Task details
Retype the material below. Keep every word exactly as it is.

↓↓↓

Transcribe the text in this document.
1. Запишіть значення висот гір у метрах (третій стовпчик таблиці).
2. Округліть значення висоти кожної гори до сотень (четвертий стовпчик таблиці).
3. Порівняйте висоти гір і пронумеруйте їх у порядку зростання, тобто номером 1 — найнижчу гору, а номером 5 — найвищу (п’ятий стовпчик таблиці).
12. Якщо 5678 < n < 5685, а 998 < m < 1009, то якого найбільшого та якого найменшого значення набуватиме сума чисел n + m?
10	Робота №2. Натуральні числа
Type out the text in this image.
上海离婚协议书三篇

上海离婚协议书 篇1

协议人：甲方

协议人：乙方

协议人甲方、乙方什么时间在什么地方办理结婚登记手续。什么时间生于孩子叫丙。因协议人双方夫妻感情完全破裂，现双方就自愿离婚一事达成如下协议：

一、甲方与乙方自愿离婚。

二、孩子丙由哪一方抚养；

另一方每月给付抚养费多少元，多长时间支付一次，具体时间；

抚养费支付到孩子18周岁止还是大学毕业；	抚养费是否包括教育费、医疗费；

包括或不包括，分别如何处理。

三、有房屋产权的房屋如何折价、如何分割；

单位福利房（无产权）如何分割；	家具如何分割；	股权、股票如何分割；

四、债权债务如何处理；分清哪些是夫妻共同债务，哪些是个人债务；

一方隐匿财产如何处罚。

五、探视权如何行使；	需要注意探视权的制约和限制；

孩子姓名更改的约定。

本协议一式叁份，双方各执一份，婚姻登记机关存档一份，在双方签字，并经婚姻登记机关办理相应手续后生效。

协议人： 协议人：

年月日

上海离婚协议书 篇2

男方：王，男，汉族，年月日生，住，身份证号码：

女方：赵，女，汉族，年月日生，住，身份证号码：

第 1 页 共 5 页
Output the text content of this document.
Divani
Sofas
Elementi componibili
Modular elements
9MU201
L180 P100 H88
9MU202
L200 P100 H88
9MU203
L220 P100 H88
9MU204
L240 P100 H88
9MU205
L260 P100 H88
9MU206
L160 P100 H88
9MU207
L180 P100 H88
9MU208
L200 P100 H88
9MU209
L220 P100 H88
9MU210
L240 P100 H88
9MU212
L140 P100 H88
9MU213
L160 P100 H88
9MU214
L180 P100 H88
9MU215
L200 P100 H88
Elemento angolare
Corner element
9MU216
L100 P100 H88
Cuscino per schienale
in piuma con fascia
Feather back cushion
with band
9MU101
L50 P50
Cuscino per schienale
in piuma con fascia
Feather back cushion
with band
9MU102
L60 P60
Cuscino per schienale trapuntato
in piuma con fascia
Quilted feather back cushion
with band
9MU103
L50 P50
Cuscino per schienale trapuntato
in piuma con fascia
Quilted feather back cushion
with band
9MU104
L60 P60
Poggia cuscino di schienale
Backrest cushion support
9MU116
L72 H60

↑↑↑

Right answer
Transcribe the text in this document.
1. Запишіть значення висот гір у метрах (третій стовпчик таблиці).
2. Округліть значення висоти кожної гори до сотень (четвертий стовпчик таблиці).
3. Порівняйте висоти гір і пронумеруйте їх у порядку зростання, тобто номером 1 — найнижчу гору, а номером 5 — найвищу (п’ятий стовпчик таблиці).
12. Якщо 5678 < n < 5685, а 998 < m < 1009, то якого найбільшого та якого найменшого значення набуватиме сума чисел n + m?
10	Робота №2. Натуральні числа
Type out the text in this image.
上海离婚协议书三篇

上海离婚协议书 篇1

协议人：甲方

协议人：乙方

协议人甲方、乙方什么时间在什么地方办理结婚登记手续。什么时间生于孩子叫丙。因协议人双方夫妻感情完全破裂，现双方就自愿离婚一事达成如下协议：

一、甲方与乙方自愿离婚。

二、孩子丙由哪一方抚养；

另一方每月给付抚养费多少元，多长时间支付一次，具体时间；

抚养费支付到孩子18周岁止还是大学毕业；	抚养费是否包括教育费、医疗费；

包括或不包括，分别如何处理。

三、有房屋产权的房屋如何折价、如何分割；

单位福利房（无产权）如何分割；	家具如何分割；	股权、股票如何分割；

四、债权债务如何处理；分清哪些是夫妻共同债务，哪些是个人债务；

一方隐匿财产如何处罚。

五、探视权如何行使；	需要注意探视权的制约和限制；

孩子姓名更改的约定。

本协议一式叁份，双方各执一份，婚姻登记机关存档一份，在双方签字，并经婚姻登记机关办理相应手续后生效。

协议人： 协议人：

年月日

上海离婚协议书 篇2

男方：王，男，汉族，年月日生，住，身份证号码：

女方：赵，女，汉族，年月日生，住，身份证号码：

第 1 页 共 5 页
Output the text content of this document.
Divani
Sofas
Elementi componibili
Modular elements
9MU201
L180 P100 H88
9MU202
L200 P100 H88
9MU203
L220 P100 H88
9MU204
L240 P100 H88
9MU205
L260 P100 H88
9MU206
L160 P100 H88
9MU207
L180 P100 H88
9MU208
L200 P100 H88
9MU209
L220 P100 H88
9MU210
L240 P100 H88
9MU212
L140 P100 H88
9MU213
L160 P100 H88
9MU214
L180 P100 H88
9MU215
L200 P100 H88
Elemento angolare
Corner element
9MU216
L100 P100 H88
Cuscino per schienale
in piuma con fascia
Feather back cushion
with band
9MU101
L50 P50
Cuscino per schienale
in piuma con fascia
Feather back cushion
with band
9MU102
L60 P60
Cuscino per schienale trapuntato
in piuma con fascia
Quilted feather back cushion
with band
9MU103
L50 P50
Cuscino per schienale trapuntato
in piuma con fascia
Quilted feather back cushion
with band
9MU104
L60 P60
Poggia cuscino di schienale
Backrest cushion support
9MU116
L72 H60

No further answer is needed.